== What is needed ==
Repeat the records below exactly, leaving out every picture.
================================
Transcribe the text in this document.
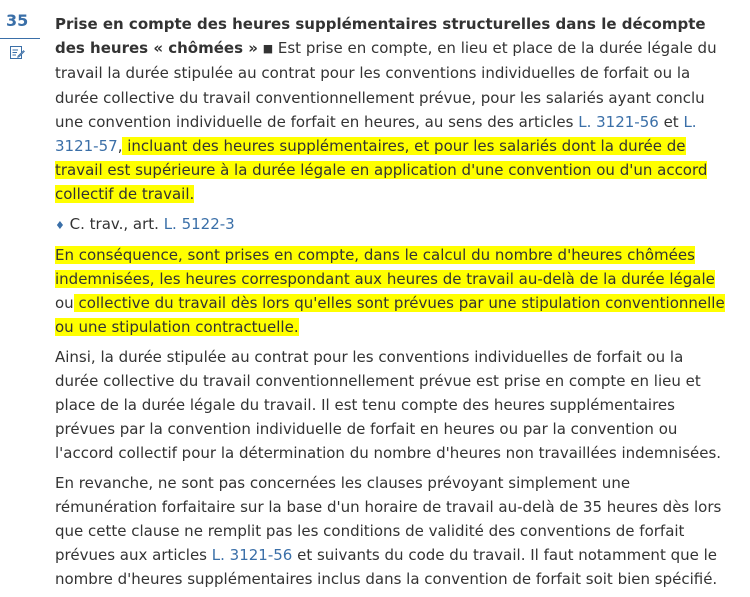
35	Prise en compte des heures supplémentaires structurelles dans le décompte des heures « chômées » ■ Est prise en compte, en lieu et place de la durée légale du travail la durée stipulée au contrat pour les conventions individuelles de forfait ou la durée collective du travail conventionnellement prévue, pour les salariés ayant conclu une convention individuelle de forfait en heures, au sens des articles L. 3121-56 et L. 3121-57, incluant des heures supplémentaires, et pour les salariés dont la durée de travail est supérieure à la durée légale en application d'une convention ou d'un accord collectif de travail.

♦ C. trav., art. L. 5122-3

En conséquence, sont prises en compte, dans le calcul du nombre d'heures chômées indemnisées, les heures correspondant aux heures de travail au-delà de la durée légale ou collective du travail dès lors qu'elles sont prévues par une stipulation conventionnelle ou une stipulation contractuelle.

Ainsi, la durée stipulée au contrat pour les conventions individuelles de forfait ou la durée collective du travail conventionnellement prévue est prise en compte en lieu et place de la durée légale du travail. Il est tenu compte des heures supplémentaires prévues par la convention individuelle de forfait en heures ou par la convention ou l'accord collectif pour la détermination du nombre d'heures non travaillées indemnisées.

En revanche, ne sont pas concernées les clauses prévoyant simplement une rémunération forfaitaire sur la base d'un horaire de travail au-delà de 35 heures dès lors que cette clause ne remplit pas les conditions de validité des conventions de forfait prévues aux articles L. 3121-56 et suivants du code du travail. Il faut notamment que le nombre d'heures supplémentaires inclus dans la convention de forfait soit bien spécifié.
================================
== Solved exercise ==
Transcribe the text in this document.
35	Prise en compte des heures supplémentaires structurelles dans le décompte des heures « chômées » ■ Est prise en compte, en lieu et place de la durée légale du travail la durée stipulée au contrat pour les conventions individuelles de forfait ou la durée collective du travail conventionnellement prévue, pour les salariés ayant conclu une convention individuelle de forfait en heures, au sens des articles L. 3121-56 et L. 3121-57, incluant des heures supplémentaires, et pour les salariés dont la durée de travail est supérieure à la durée légale en application d'une convention ou d'un accord collectif de travail.

♦ C. trav., art. L. 5122-3

En conséquence, sont prises en compte, dans le calcul du nombre d'heures chômées indemnisées, les heures correspondant aux heures de travail au-delà de la durée légale ou collective du travail dès lors qu'elles sont prévues par une stipulation conventionnelle ou une stipulation contractuelle.

Ainsi, la durée stipulée au contrat pour les conventions individuelles de forfait ou la durée collective du travail conventionnellement prévue est prise en compte en lieu et place de la durée légale du travail. Il est tenu compte des heures supplémentaires prévues par la convention individuelle de forfait en heures ou par la convention ou l'accord collectif pour la détermination du nombre d'heures non travaillées indemnisées.

En revanche, ne sont pas concernées les clauses prévoyant simplement une rémunération forfaitaire sur la base d'un horaire de travail au-delà de 35 heures dès lors que cette clause ne remplit pas les conditions de validité des conventions de forfait prévues aux articles L. 3121-56 et suivants du code du travail. Il faut notamment que le nombre d'heures supplémentaires inclus dans la convention de forfait soit bien spécifié.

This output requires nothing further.